+++ Data records +++

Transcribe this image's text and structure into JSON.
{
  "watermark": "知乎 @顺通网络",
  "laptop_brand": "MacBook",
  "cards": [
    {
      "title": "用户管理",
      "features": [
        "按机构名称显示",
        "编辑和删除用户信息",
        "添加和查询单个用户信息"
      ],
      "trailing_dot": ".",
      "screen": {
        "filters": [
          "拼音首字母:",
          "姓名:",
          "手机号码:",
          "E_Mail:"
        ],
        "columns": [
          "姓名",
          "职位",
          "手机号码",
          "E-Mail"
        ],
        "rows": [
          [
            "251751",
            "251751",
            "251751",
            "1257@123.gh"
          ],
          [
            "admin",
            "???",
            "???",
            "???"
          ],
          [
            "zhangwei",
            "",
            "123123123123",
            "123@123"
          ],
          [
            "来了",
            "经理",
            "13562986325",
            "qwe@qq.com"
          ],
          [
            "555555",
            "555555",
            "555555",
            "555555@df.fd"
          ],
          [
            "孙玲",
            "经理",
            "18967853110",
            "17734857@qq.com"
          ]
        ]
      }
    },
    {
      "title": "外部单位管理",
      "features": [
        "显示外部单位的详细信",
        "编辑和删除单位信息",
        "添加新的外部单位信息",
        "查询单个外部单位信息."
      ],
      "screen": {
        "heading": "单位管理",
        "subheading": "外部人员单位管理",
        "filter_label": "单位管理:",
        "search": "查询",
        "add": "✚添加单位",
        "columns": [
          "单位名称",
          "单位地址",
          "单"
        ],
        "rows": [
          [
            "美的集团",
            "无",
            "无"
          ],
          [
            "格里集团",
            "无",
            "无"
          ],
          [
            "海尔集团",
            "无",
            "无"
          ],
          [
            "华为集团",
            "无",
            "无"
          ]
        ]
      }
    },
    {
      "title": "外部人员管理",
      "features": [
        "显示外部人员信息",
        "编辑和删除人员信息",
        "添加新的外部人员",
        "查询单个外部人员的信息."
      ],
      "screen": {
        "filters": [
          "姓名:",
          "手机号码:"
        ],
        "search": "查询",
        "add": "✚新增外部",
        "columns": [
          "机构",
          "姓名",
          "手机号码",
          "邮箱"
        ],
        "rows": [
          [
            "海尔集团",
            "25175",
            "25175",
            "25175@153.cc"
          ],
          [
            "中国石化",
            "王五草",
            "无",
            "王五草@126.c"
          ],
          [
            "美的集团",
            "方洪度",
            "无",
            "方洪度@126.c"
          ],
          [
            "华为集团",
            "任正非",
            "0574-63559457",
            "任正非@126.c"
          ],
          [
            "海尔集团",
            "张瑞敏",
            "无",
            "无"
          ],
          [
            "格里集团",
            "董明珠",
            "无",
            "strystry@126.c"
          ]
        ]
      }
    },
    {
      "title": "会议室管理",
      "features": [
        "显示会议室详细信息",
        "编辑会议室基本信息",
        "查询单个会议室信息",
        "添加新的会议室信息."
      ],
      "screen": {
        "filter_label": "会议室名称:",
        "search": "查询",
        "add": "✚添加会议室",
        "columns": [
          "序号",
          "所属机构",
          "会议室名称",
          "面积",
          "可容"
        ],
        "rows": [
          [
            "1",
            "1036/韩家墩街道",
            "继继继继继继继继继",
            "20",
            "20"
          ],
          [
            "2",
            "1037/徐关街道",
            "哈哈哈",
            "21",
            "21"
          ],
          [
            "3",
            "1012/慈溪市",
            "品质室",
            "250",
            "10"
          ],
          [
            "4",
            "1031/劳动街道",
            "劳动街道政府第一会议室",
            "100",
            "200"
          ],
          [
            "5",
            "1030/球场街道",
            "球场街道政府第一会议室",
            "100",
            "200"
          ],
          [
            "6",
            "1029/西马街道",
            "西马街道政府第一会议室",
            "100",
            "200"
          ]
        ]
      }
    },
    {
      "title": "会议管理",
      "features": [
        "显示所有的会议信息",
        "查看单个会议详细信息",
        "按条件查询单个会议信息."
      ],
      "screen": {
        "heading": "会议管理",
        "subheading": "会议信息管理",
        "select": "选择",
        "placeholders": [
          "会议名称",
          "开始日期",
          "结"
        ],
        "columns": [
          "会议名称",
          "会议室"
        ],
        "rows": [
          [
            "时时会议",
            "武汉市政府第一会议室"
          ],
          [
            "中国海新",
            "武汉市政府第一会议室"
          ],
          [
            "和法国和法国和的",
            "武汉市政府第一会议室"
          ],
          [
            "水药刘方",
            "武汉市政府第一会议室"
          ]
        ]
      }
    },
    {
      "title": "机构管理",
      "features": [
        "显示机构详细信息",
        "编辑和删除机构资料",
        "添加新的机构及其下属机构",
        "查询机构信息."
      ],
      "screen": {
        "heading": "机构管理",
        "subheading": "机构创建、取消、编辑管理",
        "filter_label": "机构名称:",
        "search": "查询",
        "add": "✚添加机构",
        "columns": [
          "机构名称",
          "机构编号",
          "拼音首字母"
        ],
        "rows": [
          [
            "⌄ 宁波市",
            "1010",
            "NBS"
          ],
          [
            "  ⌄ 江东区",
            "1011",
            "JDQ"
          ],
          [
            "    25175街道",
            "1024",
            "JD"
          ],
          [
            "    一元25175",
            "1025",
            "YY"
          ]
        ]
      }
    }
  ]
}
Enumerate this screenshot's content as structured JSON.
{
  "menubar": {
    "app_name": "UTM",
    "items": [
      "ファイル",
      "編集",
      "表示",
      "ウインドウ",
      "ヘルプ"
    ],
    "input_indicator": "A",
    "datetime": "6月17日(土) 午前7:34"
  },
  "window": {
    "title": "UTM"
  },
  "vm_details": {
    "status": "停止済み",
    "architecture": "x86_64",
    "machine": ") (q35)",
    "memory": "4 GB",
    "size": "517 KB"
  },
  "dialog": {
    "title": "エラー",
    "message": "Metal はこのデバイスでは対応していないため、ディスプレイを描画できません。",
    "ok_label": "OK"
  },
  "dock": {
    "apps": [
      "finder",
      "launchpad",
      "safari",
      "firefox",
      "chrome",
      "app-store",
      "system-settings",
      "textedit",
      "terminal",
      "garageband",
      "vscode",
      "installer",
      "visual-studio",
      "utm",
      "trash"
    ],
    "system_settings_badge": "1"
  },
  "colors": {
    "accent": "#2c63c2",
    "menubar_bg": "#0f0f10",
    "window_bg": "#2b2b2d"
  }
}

+++

• Exercise: Reproduce the final stretch of the data above: every line from the one holding "Enumerate this screenshot's" through the end, inclusive, exactly as written and nothing else.

• Result of this task:
Enumerate this screenshot's content as structured JSON.
{
  "menubar": {
    "app_name": "UTM",
    "items": [
      "ファイル",
      "編集",
      "表示",
      "ウインドウ",
      "ヘルプ"
    ],
    "input_indicator": "A",
    "datetime": "6月17日(土) 午前7:34"
  },
  "window": {
    "title": "UTM"
  },
  "vm_details": {
    "status": "停止済み",
    "architecture": "x86_64",
    "machine": ") (q35)",
    "memory": "4 GB",
    "size": "517 KB"
  },
  "dialog": {
    "title": "エラー",
    "message": "Metal はこのデバイスでは対応していないため、ディスプレイを描画できません。",
    "ok_label": "OK"
  },
  "dock": {
    "apps": [
      "finder",
      "launchpad",
      "safari",
      "firefox",
      "chrome",
      "app-store",
      "system-settings",
      "textedit",
      "terminal",
      "garageband",
      "vscode",
      "installer",
      "visual-studio",
      "utm",
      "trash"
    ],
    "system_settings_badge": "1"
  },
  "colors": {
    "accent": "#2c63c2",
    "menubar_bg": "#0f0f10",
    "window_bg": "#2b2b2d"
  }
}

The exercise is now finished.